Description of the task: Leave out every picture, and return exactly the lines from the line containing "What text is on this page?" through the end of the records below, both inclusive.

------ Dataset excerpts ------

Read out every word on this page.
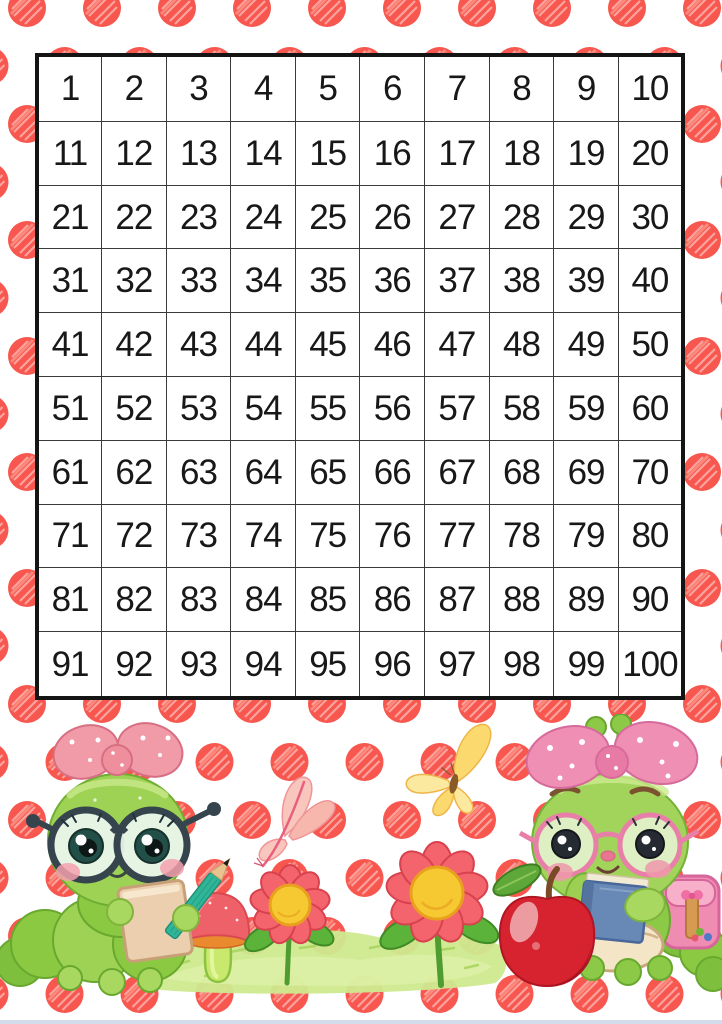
1	2	3	4	5	6	7	8	9	10
11	12	13	14	15	16	17	18	19	20
21	22	23	24	25	26	27	28	29	30
31	32	33	34	35	36	37	38	39	40
41	42	43	44	45	46	47	48	49	50
51	52	53	54	55	56	57	58	59	60
61	62	63	64	65	66	67	68	69	70
71	72	73	74	75	76	77	78	79	80
81	82	83	84	85	86	87	88	89	90
91	92	93	94	95	96	97	98	99	100
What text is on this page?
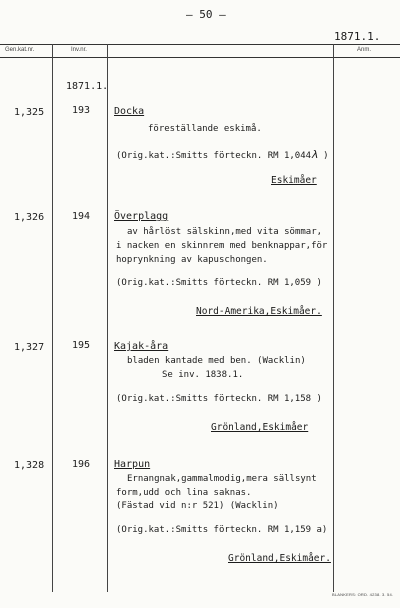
— 50 —
1871.1.
Gen.kat.nr.	Inv.nr.	Anm.
1871.1.
1,325	193 Docka
föreställande eskimå.
(Orig.kat.:Smitts förteckn. RM 1,044λ )
Eskimåer
1,326	194 Överplagg
av hårlöst sälskinn,med vita sömmar,
i nacken en skinnrem med benknappar,för
hoprynkning av kapuschongen.
(Orig.kat.:Smitts förteckn. RM 1,059 )
Nord-Amerika,Eskimåer.
1,327	195 Kajak-åra
bladen kantade med ben. (Wacklin)
Se inv. 1838.1.
(Orig.kat.:Smitts förteckn. RM 1,158 )
Grönland,Eskimåer
1,328	196 Harpun
Ernangnak,gammalmodig,mera sällsynt
form,udd och lina saknas.
(Fästad vid n:r 521) (Wacklin)
(Orig.kat.:Smitts förteckn. RM 1,159 a)
Grönland,Eskimåer.
BLANKERS: ORD. 4238. 3. 54.
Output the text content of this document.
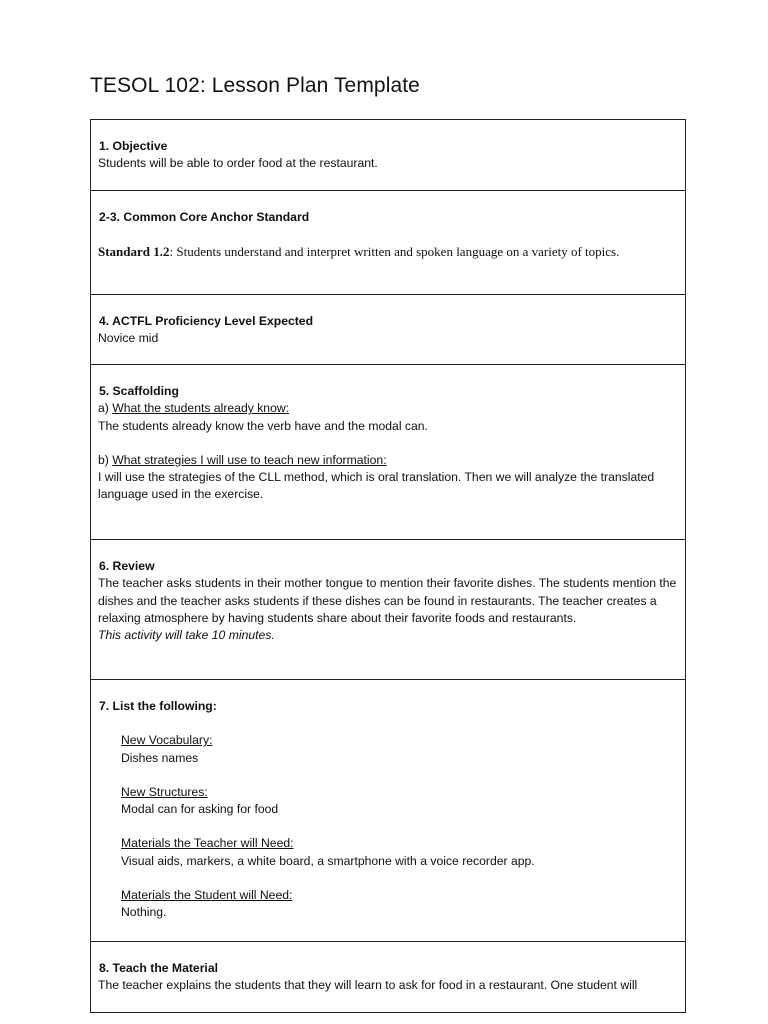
TESOL 102: Lesson Plan Template

1. Objective

Students will be able to order food at the restaurant.

2-3. Common Core Anchor Standard

Standard 1.2: Students understand and interpret written and spoken language on a variety of topics.

4. ACTFL Proficiency Level Expected

Novice mid

5. Scaffolding

a) What the students already know:

The students already know the verb have and the modal can.

b) What strategies I will use to teach new information:

I will use the strategies of the CLL method, which is oral translation. Then we will analyze the translated language used in the exercise.

6. Review

The teacher asks students in their mother tongue to mention their favorite dishes. The students mention the dishes and the teacher asks students if these dishes can be found in restaurants. The teacher creates a relaxing atmosphere by having students share about their favorite foods and restaurants.

This activity will take 10 minutes.

7. List the following:

New Vocabulary:

Dishes names

New Structures:

Modal can for asking for food

Materials the Teacher will Need:

Visual aids, markers, a white board, a smartphone with a voice recorder app.

Materials the Student will Need:

Nothing.

8. Teach the Material

The teacher explains the students that they will learn to ask for food in a restaurant. One student will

------

Full solution:
What text is on this page?
— 50 —
1871.1.
Gen.kat.nr.	Inv.nr.	Anm.
1871.1.
1,325	193 Docka
föreställande eskimå.
(Orig.kat.:Smitts förteckn. RM 1,044λ )
Eskimåer
1,326	194 Överplagg
av hårlöst sälskinn,med vita sömmar,
i nacken en skinnrem med benknappar,för
hoprynkning av kapuschongen.
(Orig.kat.:Smitts förteckn. RM 1,059 )
Nord-Amerika,Eskimåer.
1,327	195 Kajak-åra
bladen kantade med ben. (Wacklin)
Se inv. 1838.1.
(Orig.kat.:Smitts förteckn. RM 1,158 )
Grönland,Eskimåer
1,328	196 Harpun
Ernangnak,gammalmodig,mera sällsynt
form,udd och lina saknas.
(Fästad vid n:r 521) (Wacklin)
(Orig.kat.:Smitts förteckn. RM 1,159 a)
Grönland,Eskimåer.
BLANKERS: ORD. 4238. 3. 54.
Output the text content of this document.
TESOL 102: Lesson Plan Template

1. Objective

Students will be able to order food at the restaurant.

2-3. Common Core Anchor Standard

Standard 1.2: Students understand and interpret written and spoken language on a variety of topics.

4. ACTFL Proficiency Level Expected

Novice mid

5. Scaffolding

a) What the students already know:

The students already know the verb have and the modal can.

b) What strategies I will use to teach new information:

I will use the strategies of the CLL method, which is oral translation. Then we will analyze the translated language used in the exercise.

6. Review

The teacher asks students in their mother tongue to mention their favorite dishes. The students mention the dishes and the teacher asks students if these dishes can be found in restaurants. The teacher creates a relaxing atmosphere by having students share about their favorite foods and restaurants.

This activity will take 10 minutes.

7. List the following:

New Vocabulary:

Dishes names

New Structures:

Modal can for asking for food

Materials the Teacher will Need:

Visual aids, markers, a white board, a smartphone with a voice recorder app.

Materials the Student will Need:

Nothing.

8. Teach the Material

The teacher explains the students that they will learn to ask for food in a restaurant. One student will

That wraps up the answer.